What the task asks → Search the records that follow and extract every line containing the string "toán".

:: Data listing ::

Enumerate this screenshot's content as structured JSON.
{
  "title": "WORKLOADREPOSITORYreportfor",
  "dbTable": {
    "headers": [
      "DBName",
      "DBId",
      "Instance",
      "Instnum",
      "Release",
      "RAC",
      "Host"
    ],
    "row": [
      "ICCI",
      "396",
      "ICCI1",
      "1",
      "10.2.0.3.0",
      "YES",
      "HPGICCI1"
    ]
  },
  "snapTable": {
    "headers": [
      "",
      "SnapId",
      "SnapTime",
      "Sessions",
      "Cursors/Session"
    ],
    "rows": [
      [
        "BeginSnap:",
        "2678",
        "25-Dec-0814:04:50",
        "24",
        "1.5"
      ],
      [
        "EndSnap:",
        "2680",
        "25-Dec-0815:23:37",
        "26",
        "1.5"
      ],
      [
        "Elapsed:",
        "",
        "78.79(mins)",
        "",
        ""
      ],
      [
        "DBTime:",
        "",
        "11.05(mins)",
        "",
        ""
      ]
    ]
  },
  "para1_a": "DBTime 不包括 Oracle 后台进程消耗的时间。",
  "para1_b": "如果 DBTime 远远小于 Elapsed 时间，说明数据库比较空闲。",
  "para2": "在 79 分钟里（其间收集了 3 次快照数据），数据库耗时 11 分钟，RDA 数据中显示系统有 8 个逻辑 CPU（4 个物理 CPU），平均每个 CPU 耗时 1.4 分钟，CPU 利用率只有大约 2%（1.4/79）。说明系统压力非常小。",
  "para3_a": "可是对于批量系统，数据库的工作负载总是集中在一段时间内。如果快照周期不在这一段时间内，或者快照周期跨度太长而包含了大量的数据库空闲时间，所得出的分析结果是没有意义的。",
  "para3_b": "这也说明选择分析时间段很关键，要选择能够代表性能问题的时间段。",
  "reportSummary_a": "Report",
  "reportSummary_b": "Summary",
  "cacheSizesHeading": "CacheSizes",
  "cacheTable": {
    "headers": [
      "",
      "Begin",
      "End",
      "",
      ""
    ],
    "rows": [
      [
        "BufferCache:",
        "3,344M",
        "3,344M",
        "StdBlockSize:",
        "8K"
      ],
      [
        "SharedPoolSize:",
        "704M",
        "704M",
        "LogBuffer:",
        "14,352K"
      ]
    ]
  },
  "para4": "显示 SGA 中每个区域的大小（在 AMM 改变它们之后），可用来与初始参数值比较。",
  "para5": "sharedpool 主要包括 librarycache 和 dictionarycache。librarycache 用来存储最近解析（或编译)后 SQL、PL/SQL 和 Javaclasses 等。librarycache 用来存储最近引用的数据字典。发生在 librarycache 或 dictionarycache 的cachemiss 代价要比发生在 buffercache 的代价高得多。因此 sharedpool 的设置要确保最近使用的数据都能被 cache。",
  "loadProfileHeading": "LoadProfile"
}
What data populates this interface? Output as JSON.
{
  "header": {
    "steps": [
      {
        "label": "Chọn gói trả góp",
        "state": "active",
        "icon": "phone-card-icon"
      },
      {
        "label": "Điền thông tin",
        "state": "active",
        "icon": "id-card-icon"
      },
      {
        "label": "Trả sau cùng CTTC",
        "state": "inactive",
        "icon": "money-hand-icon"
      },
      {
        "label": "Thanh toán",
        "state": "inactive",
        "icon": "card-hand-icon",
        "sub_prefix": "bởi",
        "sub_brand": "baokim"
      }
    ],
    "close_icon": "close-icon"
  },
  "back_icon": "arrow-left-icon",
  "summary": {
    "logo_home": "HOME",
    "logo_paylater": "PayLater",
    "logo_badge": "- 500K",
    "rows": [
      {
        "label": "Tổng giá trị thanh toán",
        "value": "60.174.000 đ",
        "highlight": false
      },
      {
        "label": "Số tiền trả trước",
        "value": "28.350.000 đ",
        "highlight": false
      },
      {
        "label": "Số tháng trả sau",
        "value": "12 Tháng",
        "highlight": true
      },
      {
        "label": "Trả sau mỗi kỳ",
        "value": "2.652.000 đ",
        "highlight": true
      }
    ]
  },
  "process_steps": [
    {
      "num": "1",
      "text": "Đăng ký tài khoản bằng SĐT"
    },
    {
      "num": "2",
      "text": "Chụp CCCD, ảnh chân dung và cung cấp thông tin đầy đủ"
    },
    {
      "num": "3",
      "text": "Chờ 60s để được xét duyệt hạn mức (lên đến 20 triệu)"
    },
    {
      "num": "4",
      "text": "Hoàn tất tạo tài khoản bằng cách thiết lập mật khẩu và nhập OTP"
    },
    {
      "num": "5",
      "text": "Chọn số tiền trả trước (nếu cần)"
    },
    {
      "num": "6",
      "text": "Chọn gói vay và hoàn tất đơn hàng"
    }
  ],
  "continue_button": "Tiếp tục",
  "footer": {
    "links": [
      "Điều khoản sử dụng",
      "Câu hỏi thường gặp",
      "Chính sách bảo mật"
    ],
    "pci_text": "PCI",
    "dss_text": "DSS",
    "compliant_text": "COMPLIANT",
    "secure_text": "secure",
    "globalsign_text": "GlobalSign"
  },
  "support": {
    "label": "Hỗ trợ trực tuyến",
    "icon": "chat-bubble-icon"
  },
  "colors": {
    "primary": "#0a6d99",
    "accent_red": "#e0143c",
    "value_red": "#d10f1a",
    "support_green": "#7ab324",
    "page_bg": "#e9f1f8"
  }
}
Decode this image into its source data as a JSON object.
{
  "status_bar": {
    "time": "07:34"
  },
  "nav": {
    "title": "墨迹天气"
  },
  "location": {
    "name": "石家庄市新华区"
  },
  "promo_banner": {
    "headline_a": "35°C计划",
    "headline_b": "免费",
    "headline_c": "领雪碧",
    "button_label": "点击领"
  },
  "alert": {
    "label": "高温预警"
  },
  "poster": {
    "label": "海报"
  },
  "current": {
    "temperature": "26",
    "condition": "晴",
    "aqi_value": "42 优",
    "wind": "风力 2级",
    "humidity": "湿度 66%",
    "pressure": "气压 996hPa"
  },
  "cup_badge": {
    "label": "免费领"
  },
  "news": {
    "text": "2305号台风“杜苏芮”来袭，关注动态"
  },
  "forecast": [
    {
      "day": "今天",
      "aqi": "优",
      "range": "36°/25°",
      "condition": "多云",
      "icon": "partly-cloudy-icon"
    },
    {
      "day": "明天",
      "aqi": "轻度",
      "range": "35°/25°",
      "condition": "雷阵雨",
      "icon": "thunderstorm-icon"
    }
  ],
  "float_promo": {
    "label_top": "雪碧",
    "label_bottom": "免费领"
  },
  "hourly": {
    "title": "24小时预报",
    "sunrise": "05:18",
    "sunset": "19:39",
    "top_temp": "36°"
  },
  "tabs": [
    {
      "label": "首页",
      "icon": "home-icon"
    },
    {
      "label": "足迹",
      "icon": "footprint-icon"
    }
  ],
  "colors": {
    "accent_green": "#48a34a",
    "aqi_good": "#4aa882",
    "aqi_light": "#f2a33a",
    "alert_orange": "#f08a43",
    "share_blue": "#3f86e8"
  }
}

:::

Correct answer →
        "label": "Thanh toán",
        "label": "Tổng giá trị thanh toán",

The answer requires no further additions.